+++ Dataset rows

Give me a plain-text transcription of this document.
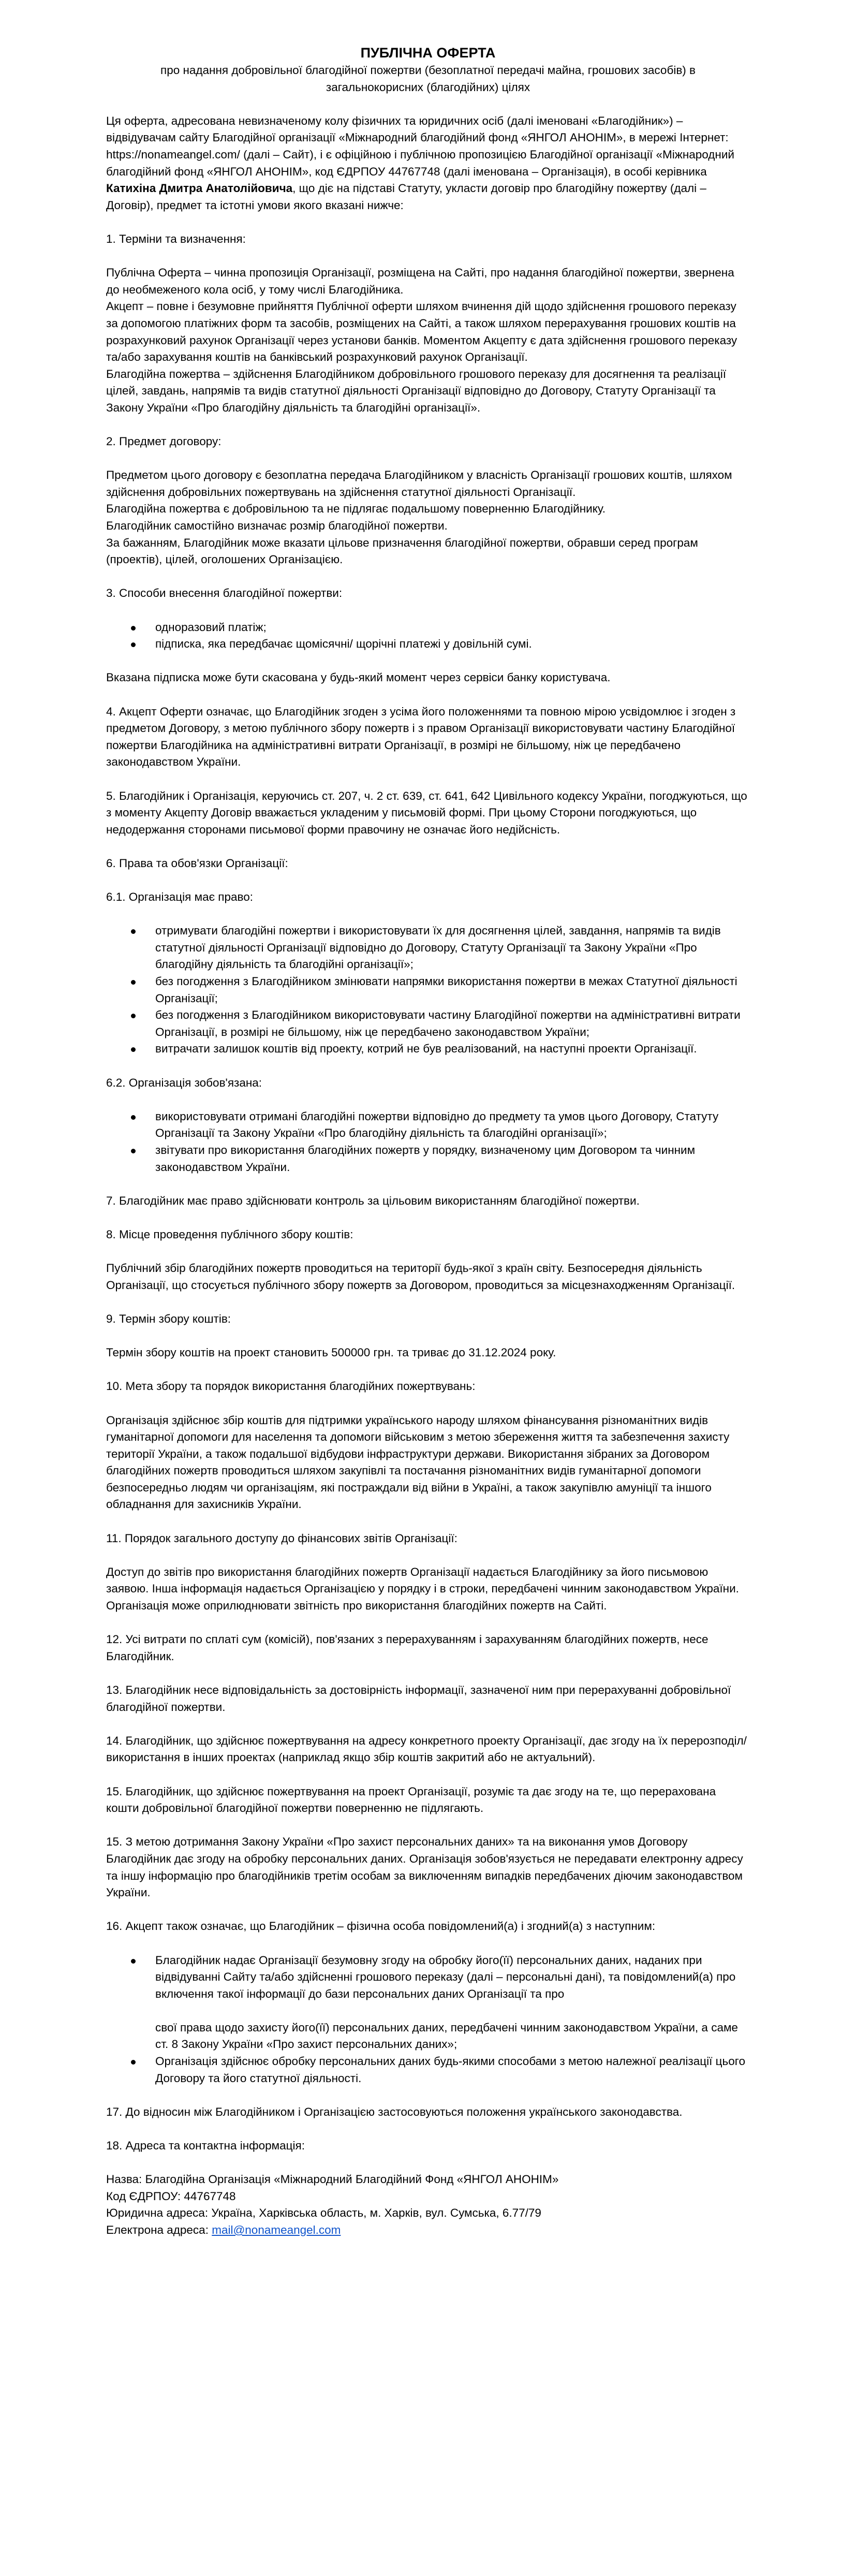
ПУБЛІЧНА ОФЕРТА

про надання добровільної благодійної пожертви (безоплатної передачі майна, грошових засобів) в
загальнокорисних (благодійних) цілях

Ця оферта, адресована невизначеному колу фізичних та юридичних осіб (далі іменовані «Благодійник») – відвідувачам сайту Благодійної організації «Міжнародний благодійний фонд «ЯНГОЛ АНОНІМ», в мережі Інтернет: https://nonameangel.com/ (далі – Сайт), і є офіційною і публічною пропозицією Благодійної організації «Міжнародний благодійний фонд «ЯНГОЛ АНОНІМ», код ЄДРПОУ 44767748 (далі іменована – Організація), в особі керівника Катихіна Дмитра Анатолійовича, що діє на підставі Статуту, укласти договір про благодійну пожертву (далі – Договір), предмет та істотні умови якого вказані нижче:

1. Терміни та визначення:

Публічна Оферта – чинна пропозиція Організації, розміщена на Сайті, про надання благодійної пожертви, звернена до необмеженого кола осіб, у тому числі Благодійника.

Акцепт – повне і безумовне прийняття Публічної оферти шляхом вчинення дій щодо здійснення грошового переказу за допомогою платіжних форм та засобів, розміщених на Сайті, а також шляхом перерахування грошових коштів на розрахунковий рахунок Організації через установи банків. Моментом Акцепту є дата здійснення грошового переказу та/або зарахування коштів на банківський розрахунковий рахунок Організації.

Благодійна пожертва – здійснення Благодійником добровільного грошового переказу для досягнення та реалізації цілей, завдань, напрямів та видів статутної діяльності Організації відповідно до Договору, Статуту Організації та Закону України «Про благодійну діяльність та благодійні організації».

2. Предмет договору:

Предметом цього договору є безоплатна передача Благодійником у власність Організації грошових коштів, шляхом здійснення добровільних пожертвувань на здійснення статутної діяльності Організації.

Благодійна пожертва є добровільною та не підлягає подальшому поверненню Благодійнику.

Благодійник самостійно визначає розмір благодійної пожертви.

За бажанням, Благодійник може вказати цільове призначення благодійної пожертви, обравши серед програм (проектів), цілей, оголошених Організацією.

3. Способи внесення благодійної пожертви:

одноразовий платіж;
підписка, яка передбачає щомісячні/ щорічні платежі у довільній сумі.

Вказана підписка може бути скасована у будь-який момент через сервіси банку користувача.

4. Акцепт Оферти означає, що Благодійник згоден з усіма його положеннями та повною мірою усвідомлює і згоден з предметом Договору, з метою публічного збору пожертв і з правом Організації використовувати частину Благодійної пожертви Благодійника на адміністративні витрати Організації, в розмірі не більшому, ніж це передбачено законодавством України.

5. Благодійник і Організація, керуючись ст. 207, ч. 2 ст. 639, ст. 641, 642 Цивільного кодексу України, погоджуються, що з моменту Акцепту Договір вважається укладеним у письмовій формі. При цьому Сторони погоджуються, що недодержання сторонами письмової форми правочину не означає його недійсність.

6. Права та обов'язки Організації:

6.1. Організація має право:

отримувати благодійні пожертви і використовувати їх для досягнення цілей, завдання, напрямів та видів статутної діяльності Організації відповідно до Договору, Статуту Організації та Закону України «Про благодійну діяльність та благодійні організації»;
без погодження з Благодійником змінювати напрямки використання пожертви в межах Статутної діяльності Організації;
без погодження з Благодійником використовувати частину Благодійної пожертви на адміністративні витрати Організації, в розмірі не більшому, ніж це передбачено законодавством України;
витрачати залишок коштів від проекту, котрий не був реалізований, на наступні проекти Організації.

6.2. Організація зобов'язана:

використовувати отримані благодійні пожертви відповідно до предмету та умов цього Договору, Статуту Організації та Закону України «Про благодійну діяльність та благодійні організації»;
звітувати про використання благодійних пожертв у порядку, визначеному цим Договором та чинним законодавством України.

7. Благодійник має право здійснювати контроль за цільовим використанням благодійної пожертви.

8. Місце проведення публічного збору коштів:

Публічний збір благодійних пожертв проводиться на території будь-якої з країн світу. Безпосередня діяльність Організації, що стосується публічного збору пожертв за Договором, проводиться за місцезнаходженням Організації.

9. Термін збору коштів:

Термін збору коштів на проект становить 500000 грн. та триває до 31.12.2024 року.

10. Мета збору та порядок використання благодійних пожертвувань:

Організація здійснює збір коштів для підтримки українського народу шляхом фінансування різноманітних видів гуманітарної допомоги для населення та допомоги військовим з метою збереження життя та забезпечення захисту території України, а також подальшої відбудови інфраструктури держави. Використання зібраних за Договором благодійних пожертв проводиться шляхом закупівлі та постачання різноманітних видів гуманітарної допомоги безпосередньо людям чи організаціям, які постраждали від війни в Україні, а також закупівлю амуніції та іншого обладнання для захисників України.

11. Порядок загального доступу до фінансових звітів Організації:

Доступ до звітів про використання благодійних пожертв Організації надається Благодійнику за його письмовою заявою. Інша інформація надається Організацією у порядку і в строки, передбачені чинним законодавством України. Організація може оприлюднювати звітність про використання благодійних пожертв на Сайті.

12. Усі витрати по сплаті сум (комісій), пов'язаних з перерахуванням і зарахуванням благодійних пожертв, несе Благодійник.

13. Благодійник несе відповідальність за достовірність інформації, зазначеної ним при перерахуванні добровільної благодійної пожертви.

14. Благодійник, що здійснює пожертвування на адресу конкретного проекту Організації, дає згоду на їх перерозподіл/використання в інших проектах (наприклад якщо збір коштів закритий або не актуальний).

15. Благодійник, що здійснює пожертвування на проект Організації, розуміє та дає згоду на те, що перерахована кошти добровільної благодійної пожертви поверненню не підлягають.

15. З метою дотримання Закону України «Про захист персональних даних» та на виконання умов Договору Благодійник дає згоду на обробку персональних даних. Організація зобов'язується не передавати електронну адресу та іншу інформацію про благодійників третім особам за виключенням випадків передбачених діючим законодавством України.

16. Акцепт також означає, що Благодійник – фізична особа повідомлений(а) і згодний(а) з наступним:

Благодійник надає Організації безумовну згоду на обробку його(її) персональних даних, наданих при відвідуванні Сайту та/або здійсненні грошового переказу (далі – персональні дані), та повідомлений(а) про включення такої інформації до бази персональних даних Організації та про

свої права щодо захисту його(її) персональних даних, передбачені чинним законодавством України, а саме ст. 8 Закону України «Про захист персональних даних»;
Організація здійснює обробку персональних даних будь-якими способами з метою належної реалізації цього Договору та його статутної діяльності.

17. До відносин між Благодійником і Організацією застосовуються положення українського законодавства.

18. Адреса та контактна інформація:

Назва: Благодійна Організація «Міжнародний Благодійний Фонд «ЯНГОЛ АНОНІМ»

Код ЄДРПОУ: 44767748

Юридична адреса: Україна, Харківська область, м. Харків, вул. Сумська, 6.77/79

Електрона адреса: mail@nonameangel.com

++++++

→ What needs to be done
Search the data for "ЄДРПОУ". Copy every matching line.

→ Result of the task
Ця оферта, адресована невизначеному колу фізичних та юридичних осіб (далі іменовані «Благодійник») – відвідувачам сайту Благодійної організації «Міжнародний благодійний фонд «ЯНГОЛ АНОНІМ», в мережі Інтернет: https://nonameangel.com/ (далі – Сайт), і є офіційною і публічною пропозицією Благодійної організації «Міжнародний благодійний фонд «ЯНГОЛ АНОНІМ», код ЄДРПОУ 44767748 (далі іменована – Організація), в особі керівника Катихіна Дмитра Анатолійовича, що діє на підставі Статуту, укласти договір про благодійну пожертву (далі – Договір), предмет та істотні умови якого вказані нижче:
Код ЄДРПОУ: 44767748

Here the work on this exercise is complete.